Edward W Said, an internationally known literary critic, beautifully describes the predicament of a committed and ardent intellectual in this context: Witnessing a sorry state of affairs when one is not in power is by no means a monotonous, monochromatic activity. It involves what Foucault once called ' a relentless erudition ', scouring alternative sources, exhuming buried documents, reviving forgotten (or abandoned) histories. It involves a sense of the dramatic and of the insurgent, making a great deal of one's opportunities to speak, catching the audience's attention, being better at wit and debate than one's opponents. And there is something fundamentally unsettling about intellectuals who have neither offices to protect nor territory to consolidate and guard, self-irony is therefore more frequent than pomposity, directness more than hemming or hawing. But there is no dodging the inescapable reality that such representations by intellectuals will neither make them friends in high places nor win them official honors. It is a lonely condition, yes, but it is always a better one than a gregarious tolerance for the way things are.

:::

**TASK OBJECTIVE**. In the passage on the intellectual's predicament, what is said to be more frequent than pomposity?

:::

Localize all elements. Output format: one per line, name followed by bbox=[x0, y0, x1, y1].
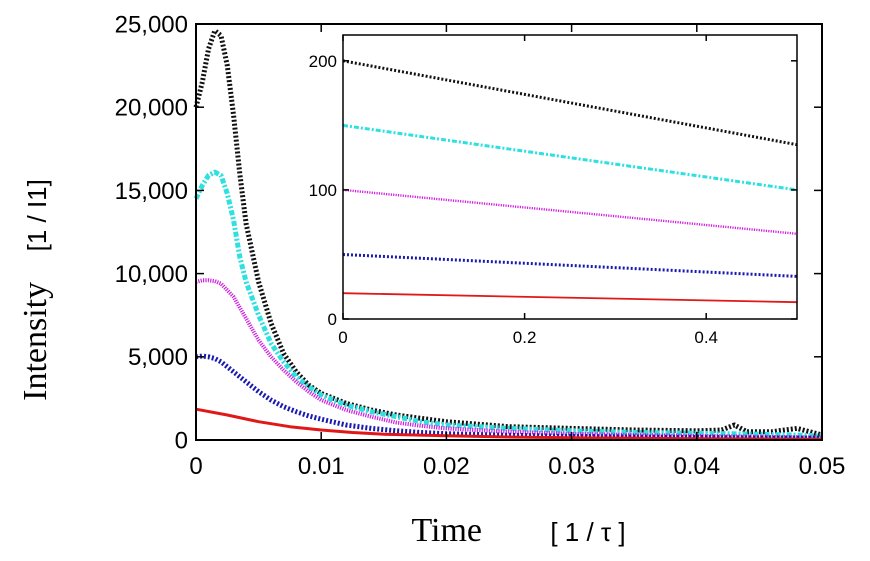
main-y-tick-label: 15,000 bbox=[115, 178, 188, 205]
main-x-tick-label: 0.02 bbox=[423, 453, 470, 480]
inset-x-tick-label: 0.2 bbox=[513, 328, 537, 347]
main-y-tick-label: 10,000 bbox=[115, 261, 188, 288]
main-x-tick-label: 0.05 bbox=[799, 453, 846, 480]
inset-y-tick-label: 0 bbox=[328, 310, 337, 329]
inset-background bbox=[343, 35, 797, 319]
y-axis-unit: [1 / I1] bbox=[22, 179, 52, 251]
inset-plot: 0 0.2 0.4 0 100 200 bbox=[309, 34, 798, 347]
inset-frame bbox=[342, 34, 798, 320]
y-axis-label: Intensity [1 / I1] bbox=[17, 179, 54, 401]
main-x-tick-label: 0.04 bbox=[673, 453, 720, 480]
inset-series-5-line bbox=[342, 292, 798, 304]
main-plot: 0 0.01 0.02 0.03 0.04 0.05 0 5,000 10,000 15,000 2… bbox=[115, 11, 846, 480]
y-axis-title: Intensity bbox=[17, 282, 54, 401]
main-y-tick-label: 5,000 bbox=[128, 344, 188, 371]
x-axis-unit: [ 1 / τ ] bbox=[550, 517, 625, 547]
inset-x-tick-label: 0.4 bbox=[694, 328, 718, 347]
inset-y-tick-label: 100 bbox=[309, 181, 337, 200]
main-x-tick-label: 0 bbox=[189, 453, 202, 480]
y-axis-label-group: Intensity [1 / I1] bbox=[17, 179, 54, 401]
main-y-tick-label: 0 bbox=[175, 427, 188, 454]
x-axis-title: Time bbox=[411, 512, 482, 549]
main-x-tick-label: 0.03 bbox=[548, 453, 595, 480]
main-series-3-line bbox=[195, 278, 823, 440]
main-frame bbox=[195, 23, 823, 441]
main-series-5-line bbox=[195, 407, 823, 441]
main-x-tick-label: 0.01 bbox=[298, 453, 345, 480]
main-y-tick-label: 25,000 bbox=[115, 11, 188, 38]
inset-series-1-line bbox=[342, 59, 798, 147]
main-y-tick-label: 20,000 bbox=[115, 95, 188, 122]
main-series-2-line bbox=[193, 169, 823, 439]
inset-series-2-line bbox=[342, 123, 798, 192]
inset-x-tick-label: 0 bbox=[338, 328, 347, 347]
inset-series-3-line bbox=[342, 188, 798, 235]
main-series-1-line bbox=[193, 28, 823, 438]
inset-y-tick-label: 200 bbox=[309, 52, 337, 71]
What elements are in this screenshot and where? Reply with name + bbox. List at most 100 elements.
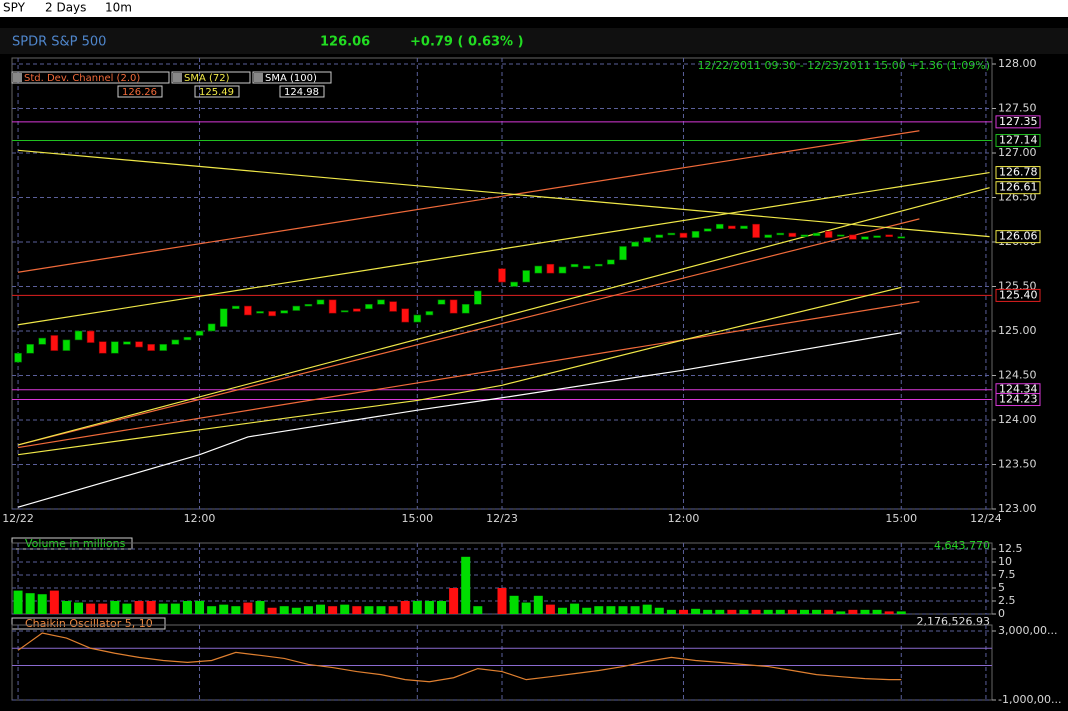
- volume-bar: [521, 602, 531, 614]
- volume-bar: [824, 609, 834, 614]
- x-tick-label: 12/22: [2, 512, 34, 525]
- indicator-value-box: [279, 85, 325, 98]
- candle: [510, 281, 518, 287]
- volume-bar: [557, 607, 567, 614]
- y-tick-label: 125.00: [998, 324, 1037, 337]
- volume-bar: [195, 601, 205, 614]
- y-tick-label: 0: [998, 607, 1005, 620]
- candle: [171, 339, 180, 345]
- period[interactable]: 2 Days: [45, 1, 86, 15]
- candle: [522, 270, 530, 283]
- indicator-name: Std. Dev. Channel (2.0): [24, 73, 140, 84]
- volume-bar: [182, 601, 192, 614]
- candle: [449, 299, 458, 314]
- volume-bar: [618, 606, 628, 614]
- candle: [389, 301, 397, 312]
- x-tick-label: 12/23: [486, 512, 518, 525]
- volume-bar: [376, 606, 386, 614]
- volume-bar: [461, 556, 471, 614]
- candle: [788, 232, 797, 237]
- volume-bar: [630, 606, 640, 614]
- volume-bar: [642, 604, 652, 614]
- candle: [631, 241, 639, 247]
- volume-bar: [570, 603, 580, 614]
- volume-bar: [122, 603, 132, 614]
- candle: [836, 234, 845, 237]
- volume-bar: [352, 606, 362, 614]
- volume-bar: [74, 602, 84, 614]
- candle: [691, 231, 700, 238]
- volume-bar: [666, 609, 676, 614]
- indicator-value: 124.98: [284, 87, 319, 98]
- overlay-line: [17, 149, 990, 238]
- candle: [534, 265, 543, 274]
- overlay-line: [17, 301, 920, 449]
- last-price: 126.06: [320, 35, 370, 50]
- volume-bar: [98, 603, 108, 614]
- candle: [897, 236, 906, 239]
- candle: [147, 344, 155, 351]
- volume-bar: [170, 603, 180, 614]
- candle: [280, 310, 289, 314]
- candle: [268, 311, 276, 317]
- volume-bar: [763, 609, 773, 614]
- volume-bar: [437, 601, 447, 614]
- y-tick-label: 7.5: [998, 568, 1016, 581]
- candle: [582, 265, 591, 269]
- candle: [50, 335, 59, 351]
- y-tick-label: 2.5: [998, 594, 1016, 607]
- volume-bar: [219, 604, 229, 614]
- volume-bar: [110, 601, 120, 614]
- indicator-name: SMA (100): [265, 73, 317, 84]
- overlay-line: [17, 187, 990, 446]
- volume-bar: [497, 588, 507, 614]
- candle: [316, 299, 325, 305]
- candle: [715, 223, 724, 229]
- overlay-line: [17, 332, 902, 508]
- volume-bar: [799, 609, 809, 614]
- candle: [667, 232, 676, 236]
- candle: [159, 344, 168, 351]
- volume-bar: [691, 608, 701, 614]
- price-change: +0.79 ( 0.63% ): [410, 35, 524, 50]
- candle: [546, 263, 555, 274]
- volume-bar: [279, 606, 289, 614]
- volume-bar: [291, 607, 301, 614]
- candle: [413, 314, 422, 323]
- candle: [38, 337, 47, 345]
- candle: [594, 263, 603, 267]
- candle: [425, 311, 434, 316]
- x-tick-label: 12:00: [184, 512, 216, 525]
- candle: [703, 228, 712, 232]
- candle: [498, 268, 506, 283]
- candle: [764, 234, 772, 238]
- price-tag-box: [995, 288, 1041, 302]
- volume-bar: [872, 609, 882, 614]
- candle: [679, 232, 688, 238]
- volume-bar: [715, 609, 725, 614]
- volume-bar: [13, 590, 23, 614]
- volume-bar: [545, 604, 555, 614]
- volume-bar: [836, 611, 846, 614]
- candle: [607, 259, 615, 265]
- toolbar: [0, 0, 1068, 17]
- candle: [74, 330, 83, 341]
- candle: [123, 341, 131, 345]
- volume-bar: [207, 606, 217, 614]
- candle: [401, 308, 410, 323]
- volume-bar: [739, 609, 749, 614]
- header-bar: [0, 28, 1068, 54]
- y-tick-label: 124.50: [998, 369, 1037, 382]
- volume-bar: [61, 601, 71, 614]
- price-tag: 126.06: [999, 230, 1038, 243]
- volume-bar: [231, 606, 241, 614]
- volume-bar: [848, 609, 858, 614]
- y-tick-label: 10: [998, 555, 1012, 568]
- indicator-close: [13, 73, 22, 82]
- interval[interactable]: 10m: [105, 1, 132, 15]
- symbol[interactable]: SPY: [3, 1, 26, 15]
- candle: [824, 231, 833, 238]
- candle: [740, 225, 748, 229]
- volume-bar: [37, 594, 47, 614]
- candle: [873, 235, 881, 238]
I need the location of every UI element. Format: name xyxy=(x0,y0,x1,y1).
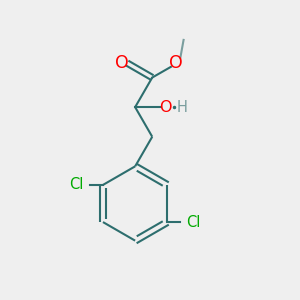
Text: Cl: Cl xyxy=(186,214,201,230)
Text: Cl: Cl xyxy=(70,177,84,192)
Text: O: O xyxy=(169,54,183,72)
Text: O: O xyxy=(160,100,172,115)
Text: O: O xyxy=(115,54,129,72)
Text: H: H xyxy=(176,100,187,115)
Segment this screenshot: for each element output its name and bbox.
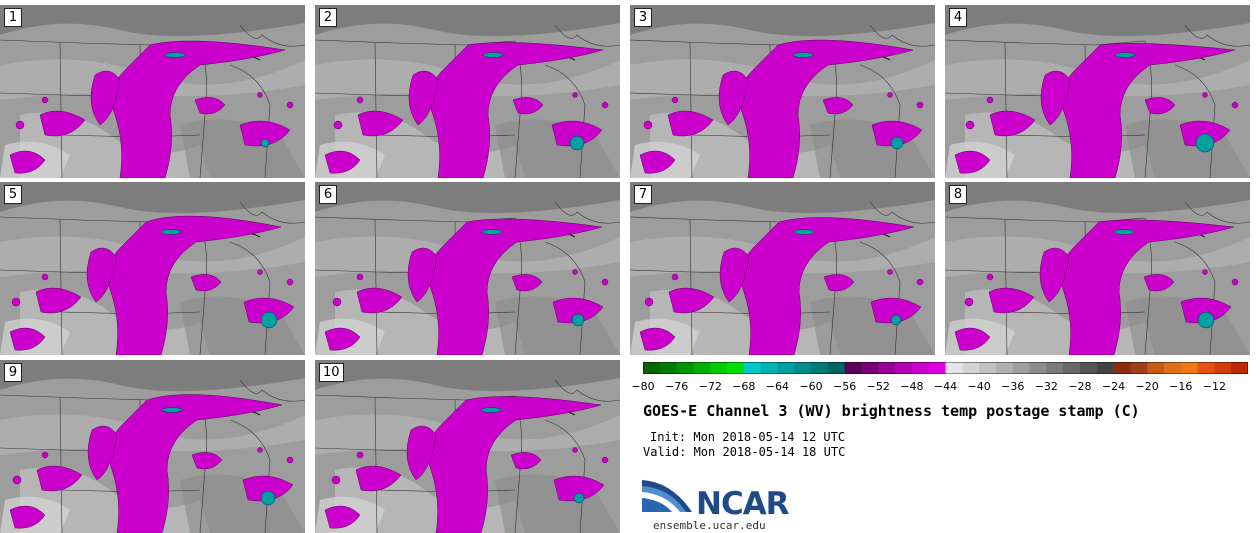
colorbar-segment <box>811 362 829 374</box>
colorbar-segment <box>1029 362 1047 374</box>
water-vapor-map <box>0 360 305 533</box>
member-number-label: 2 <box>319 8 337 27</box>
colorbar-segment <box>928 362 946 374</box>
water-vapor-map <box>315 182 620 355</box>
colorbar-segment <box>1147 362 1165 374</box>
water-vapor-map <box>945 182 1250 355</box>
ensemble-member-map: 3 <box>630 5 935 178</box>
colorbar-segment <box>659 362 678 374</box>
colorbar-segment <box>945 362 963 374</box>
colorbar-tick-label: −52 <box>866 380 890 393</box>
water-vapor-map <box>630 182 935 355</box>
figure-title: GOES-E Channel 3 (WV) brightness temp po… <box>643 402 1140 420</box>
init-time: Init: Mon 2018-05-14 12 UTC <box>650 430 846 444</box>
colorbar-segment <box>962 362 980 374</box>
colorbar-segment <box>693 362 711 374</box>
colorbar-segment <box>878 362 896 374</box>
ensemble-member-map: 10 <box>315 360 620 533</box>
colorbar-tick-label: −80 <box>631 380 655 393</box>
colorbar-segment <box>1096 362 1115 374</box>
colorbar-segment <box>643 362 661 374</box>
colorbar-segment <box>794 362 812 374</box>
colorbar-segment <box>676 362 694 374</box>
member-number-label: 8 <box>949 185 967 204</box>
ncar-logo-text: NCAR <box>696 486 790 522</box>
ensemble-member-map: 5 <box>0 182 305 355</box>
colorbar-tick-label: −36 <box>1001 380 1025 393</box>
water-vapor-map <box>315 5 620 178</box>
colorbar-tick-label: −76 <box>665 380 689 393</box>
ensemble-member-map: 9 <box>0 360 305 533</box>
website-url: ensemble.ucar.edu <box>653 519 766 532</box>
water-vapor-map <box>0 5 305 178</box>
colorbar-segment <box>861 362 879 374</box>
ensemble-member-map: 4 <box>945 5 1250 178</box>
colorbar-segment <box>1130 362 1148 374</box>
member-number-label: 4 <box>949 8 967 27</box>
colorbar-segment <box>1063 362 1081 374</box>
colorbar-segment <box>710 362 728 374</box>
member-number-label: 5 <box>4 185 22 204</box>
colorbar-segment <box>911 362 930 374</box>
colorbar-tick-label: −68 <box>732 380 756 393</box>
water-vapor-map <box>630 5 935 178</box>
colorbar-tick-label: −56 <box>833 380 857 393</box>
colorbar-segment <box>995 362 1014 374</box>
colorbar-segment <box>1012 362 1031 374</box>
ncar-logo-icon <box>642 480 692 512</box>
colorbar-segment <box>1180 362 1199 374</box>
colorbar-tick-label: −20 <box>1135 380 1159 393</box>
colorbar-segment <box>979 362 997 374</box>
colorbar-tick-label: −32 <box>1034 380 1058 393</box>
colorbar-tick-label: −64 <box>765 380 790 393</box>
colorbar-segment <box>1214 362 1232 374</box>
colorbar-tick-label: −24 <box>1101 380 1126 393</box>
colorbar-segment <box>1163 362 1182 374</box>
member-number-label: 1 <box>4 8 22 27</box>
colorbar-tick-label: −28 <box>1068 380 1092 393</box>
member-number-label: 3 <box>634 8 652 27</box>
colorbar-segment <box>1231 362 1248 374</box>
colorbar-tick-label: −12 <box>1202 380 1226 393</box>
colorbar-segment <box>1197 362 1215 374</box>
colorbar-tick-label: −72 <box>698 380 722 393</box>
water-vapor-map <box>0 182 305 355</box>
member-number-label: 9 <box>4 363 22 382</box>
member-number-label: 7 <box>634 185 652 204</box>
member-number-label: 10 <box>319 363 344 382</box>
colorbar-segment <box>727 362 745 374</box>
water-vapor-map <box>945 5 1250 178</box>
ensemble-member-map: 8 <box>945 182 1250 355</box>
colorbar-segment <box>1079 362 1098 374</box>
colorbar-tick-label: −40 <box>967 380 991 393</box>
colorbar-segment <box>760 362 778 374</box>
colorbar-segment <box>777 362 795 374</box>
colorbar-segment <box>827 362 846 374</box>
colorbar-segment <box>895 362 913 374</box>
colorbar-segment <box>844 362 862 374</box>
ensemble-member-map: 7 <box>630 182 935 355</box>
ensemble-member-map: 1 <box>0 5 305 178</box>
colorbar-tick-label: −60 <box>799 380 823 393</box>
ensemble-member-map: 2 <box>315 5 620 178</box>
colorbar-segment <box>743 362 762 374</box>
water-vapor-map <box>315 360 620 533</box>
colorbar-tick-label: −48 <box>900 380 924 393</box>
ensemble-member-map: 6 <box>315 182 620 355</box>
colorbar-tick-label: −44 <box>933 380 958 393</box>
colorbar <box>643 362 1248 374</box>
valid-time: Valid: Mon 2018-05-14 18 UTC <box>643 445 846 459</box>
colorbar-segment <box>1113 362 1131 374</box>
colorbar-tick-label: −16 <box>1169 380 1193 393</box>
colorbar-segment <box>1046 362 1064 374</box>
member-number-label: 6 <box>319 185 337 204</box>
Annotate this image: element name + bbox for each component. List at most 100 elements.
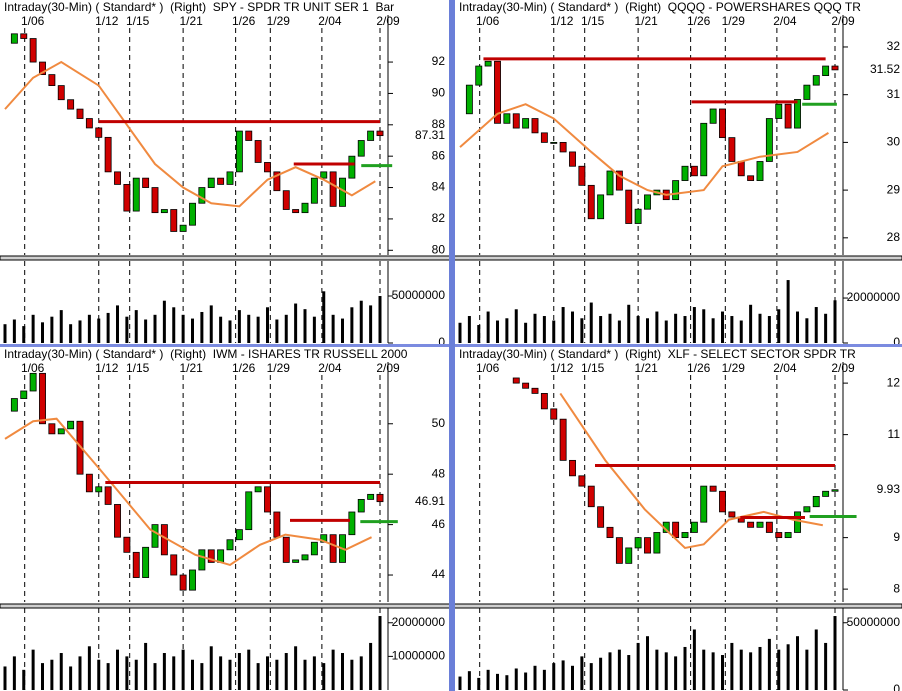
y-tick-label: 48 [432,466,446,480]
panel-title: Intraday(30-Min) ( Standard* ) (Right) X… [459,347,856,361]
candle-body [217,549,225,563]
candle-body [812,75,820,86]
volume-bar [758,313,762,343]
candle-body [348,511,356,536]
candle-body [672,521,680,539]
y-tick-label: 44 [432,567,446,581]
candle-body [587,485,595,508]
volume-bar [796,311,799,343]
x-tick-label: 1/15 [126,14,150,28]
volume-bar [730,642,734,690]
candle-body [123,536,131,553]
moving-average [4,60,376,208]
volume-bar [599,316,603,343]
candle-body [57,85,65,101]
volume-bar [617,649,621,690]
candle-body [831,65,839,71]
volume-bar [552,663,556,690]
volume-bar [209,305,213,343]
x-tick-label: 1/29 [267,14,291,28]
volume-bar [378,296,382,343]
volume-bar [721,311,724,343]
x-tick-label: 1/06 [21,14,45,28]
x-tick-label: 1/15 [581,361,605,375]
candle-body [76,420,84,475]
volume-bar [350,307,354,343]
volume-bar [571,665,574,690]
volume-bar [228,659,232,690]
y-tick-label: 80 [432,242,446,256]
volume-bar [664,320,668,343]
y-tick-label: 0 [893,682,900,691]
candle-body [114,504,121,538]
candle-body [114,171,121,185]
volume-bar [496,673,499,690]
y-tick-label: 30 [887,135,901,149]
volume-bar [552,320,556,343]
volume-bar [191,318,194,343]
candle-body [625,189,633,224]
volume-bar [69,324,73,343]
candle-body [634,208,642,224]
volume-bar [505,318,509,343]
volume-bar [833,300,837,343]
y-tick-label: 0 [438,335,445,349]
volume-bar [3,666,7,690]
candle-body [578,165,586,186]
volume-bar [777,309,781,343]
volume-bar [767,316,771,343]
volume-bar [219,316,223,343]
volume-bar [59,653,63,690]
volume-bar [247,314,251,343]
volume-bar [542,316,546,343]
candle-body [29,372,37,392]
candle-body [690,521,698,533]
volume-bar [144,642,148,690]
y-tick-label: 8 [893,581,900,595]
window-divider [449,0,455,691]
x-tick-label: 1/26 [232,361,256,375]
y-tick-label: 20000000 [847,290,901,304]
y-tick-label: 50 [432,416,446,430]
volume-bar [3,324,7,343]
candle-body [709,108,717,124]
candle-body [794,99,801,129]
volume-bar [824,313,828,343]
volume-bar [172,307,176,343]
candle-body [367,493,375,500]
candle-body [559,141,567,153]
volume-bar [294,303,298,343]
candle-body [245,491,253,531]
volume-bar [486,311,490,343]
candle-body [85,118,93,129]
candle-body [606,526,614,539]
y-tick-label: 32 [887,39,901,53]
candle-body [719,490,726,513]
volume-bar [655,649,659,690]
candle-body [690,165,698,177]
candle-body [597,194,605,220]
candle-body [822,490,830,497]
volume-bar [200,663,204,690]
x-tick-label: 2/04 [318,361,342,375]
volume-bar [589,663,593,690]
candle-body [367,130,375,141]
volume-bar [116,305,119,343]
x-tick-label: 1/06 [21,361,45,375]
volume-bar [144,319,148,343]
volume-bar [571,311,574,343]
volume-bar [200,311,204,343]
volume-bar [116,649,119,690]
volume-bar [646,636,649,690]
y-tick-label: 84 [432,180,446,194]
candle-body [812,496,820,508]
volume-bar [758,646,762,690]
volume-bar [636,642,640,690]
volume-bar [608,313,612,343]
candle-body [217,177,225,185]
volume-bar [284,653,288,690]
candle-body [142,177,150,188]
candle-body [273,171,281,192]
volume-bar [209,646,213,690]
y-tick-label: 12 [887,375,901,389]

:::

**SOLUTION TO THE EXERCISE**. Self-irony.